◆ Your task
Render the lines starting at the one containing "Patent image size: (676, 742)." and ending at the one containing "The on-state reflected" as a Markdown table with the columns Row and Content. Number each line in Row, put the line itself in Content, and omit blank lines.

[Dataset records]

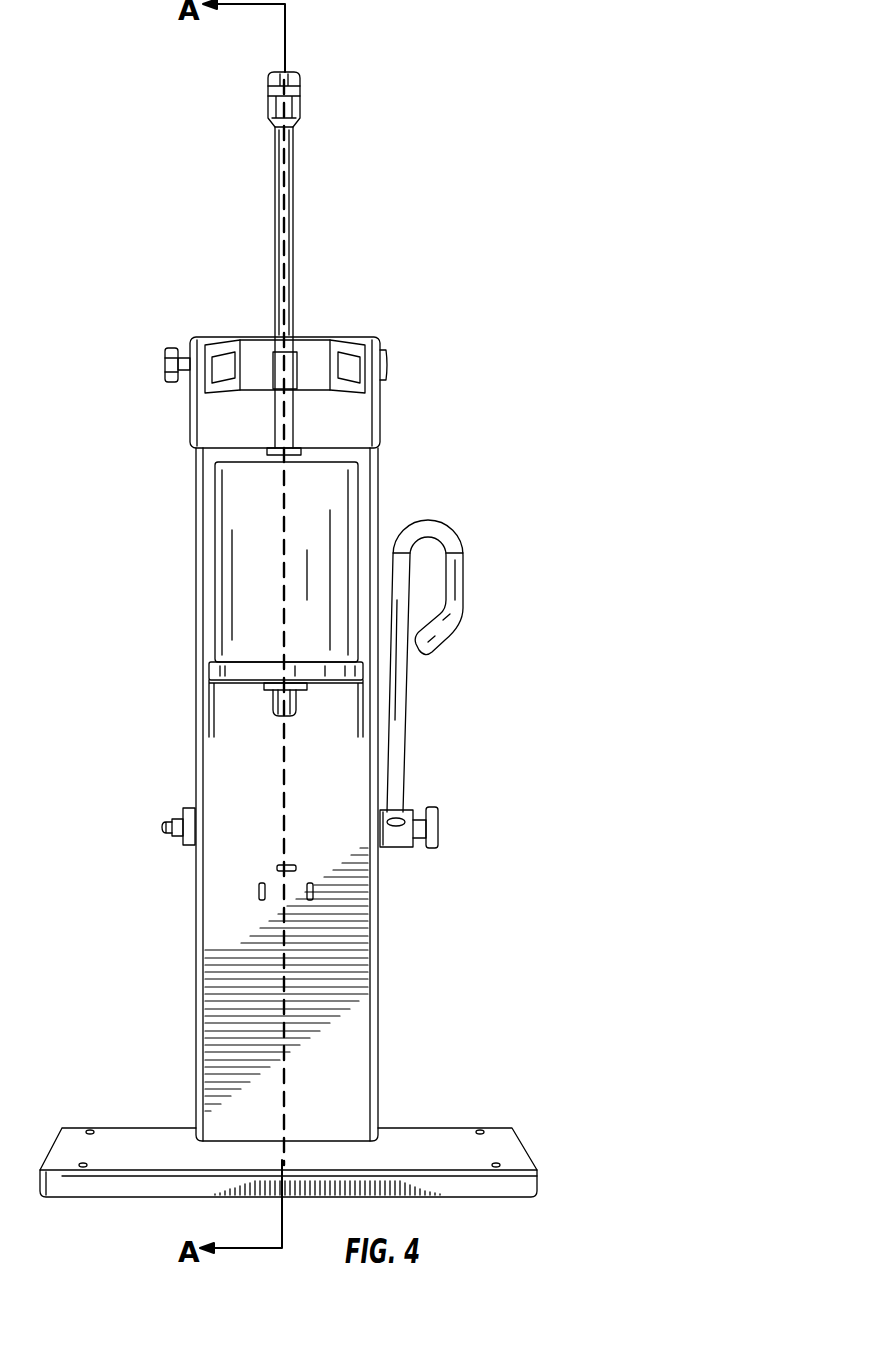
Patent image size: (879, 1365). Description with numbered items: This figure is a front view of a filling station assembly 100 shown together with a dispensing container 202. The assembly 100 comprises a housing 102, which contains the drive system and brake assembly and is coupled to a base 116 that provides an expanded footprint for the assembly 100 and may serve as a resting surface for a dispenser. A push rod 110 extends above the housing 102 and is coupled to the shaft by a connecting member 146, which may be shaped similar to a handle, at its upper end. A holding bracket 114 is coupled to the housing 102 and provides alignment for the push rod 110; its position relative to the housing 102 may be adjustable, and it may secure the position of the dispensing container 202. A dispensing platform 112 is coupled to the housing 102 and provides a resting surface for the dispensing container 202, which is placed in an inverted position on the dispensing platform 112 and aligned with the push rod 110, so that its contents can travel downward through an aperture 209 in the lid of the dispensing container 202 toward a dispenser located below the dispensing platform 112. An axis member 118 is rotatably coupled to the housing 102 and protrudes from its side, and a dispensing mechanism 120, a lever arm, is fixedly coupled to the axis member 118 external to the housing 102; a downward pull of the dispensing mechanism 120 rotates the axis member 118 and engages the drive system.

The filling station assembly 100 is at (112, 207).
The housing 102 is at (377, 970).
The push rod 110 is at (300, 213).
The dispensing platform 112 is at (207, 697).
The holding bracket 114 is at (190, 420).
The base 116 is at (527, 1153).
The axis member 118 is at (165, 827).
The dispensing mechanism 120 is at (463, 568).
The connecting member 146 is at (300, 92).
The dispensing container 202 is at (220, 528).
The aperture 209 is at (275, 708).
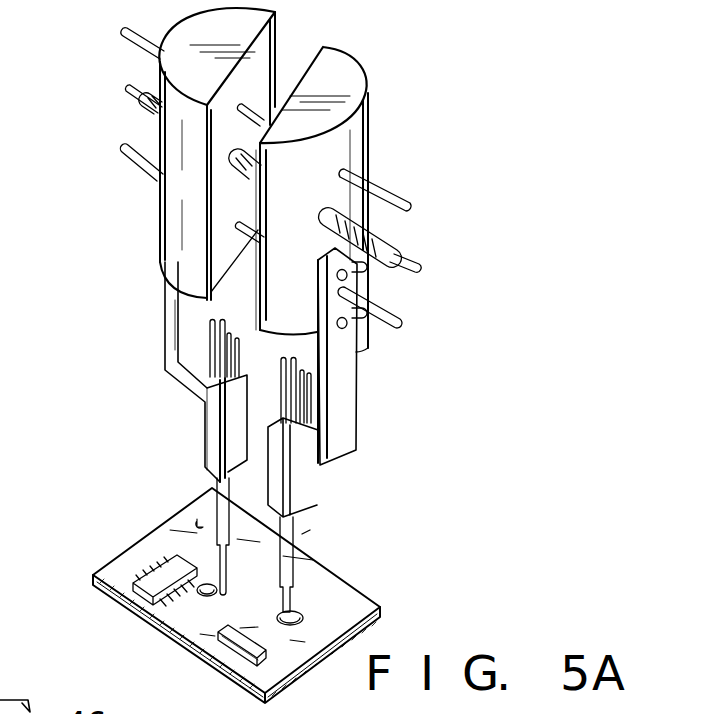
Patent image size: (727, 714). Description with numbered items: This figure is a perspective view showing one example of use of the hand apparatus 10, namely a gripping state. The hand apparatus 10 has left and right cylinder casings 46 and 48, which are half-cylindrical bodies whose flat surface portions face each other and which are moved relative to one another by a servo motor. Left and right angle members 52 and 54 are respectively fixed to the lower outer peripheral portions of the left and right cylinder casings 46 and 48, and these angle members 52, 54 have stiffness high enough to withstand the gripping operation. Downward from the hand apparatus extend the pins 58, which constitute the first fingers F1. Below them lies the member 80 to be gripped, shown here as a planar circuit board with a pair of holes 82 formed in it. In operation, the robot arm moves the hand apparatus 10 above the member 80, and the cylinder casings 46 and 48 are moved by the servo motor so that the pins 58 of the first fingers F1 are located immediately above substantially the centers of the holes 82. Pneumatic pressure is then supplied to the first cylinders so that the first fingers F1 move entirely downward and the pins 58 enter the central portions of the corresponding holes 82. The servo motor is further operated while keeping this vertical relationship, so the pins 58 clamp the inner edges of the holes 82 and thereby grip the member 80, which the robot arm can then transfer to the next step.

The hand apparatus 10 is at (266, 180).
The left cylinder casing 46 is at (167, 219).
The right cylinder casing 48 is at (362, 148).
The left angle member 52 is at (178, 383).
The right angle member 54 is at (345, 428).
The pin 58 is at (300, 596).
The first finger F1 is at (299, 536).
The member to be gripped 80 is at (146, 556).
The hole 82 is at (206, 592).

==

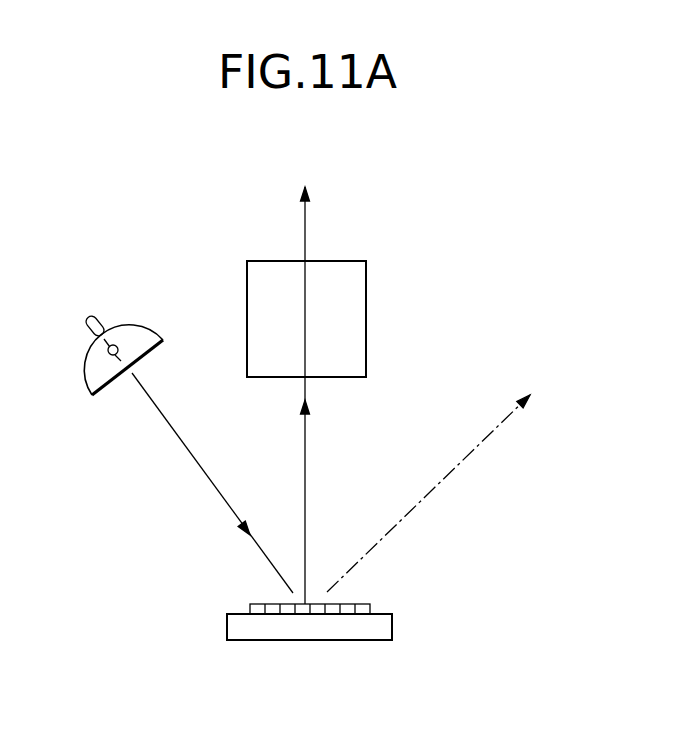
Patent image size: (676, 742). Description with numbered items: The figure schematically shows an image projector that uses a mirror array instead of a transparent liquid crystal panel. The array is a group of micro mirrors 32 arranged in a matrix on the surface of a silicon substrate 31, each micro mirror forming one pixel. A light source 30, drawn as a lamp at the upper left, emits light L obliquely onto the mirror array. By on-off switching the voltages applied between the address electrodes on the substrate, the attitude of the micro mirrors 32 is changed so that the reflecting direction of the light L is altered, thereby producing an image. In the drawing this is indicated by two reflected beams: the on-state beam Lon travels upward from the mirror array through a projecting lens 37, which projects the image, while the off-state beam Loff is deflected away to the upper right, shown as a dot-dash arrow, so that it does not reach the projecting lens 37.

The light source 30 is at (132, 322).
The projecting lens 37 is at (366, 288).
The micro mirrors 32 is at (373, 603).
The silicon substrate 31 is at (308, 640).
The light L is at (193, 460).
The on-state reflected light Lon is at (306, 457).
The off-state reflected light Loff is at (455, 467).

◆ The reply
| Row | Content |
|---|---|
| 1 | Patent image size: (676, 742). Description with numbered items: The figure schematically shows an image projector that uses a mirror array instead of a transparent liquid crystal panel. The array is a group of micro mirrors 32 arranged in a matrix on the surface of a silicon substrate 31, each micro mirror forming one pixel. A light source 30, drawn as a lamp at the upper left, emits light L obliquely onto the mirror array. By on-off switching the voltages applied between the address electrodes on the substrate, the attitude of the micro mirrors 32 is changed so that the reflecting direction of the light L is altered, thereby producing an image. In the drawing this is indicated by two reflected beams: the on-state beam Lon travels upward from the mirror array through a projecting lens 37, which projects the image, while the off-state beam Loff is deflected away to the upper right, shown as a dot-dash arrow, so that it does not reach the projecting lens 37. |
| 2 | The light source 30 is at (132, 322). |
| 3 | The projecting lens 37 is at (366, 288). |
| 4 | The micro mirrors 32 is at (373, 603). |
| 5 | The silicon substrate 31 is at (308, 640). |
| 6 | The light L is at (193, 460). |
| 7 | The on-state reflected light Lon is at (306, 457). |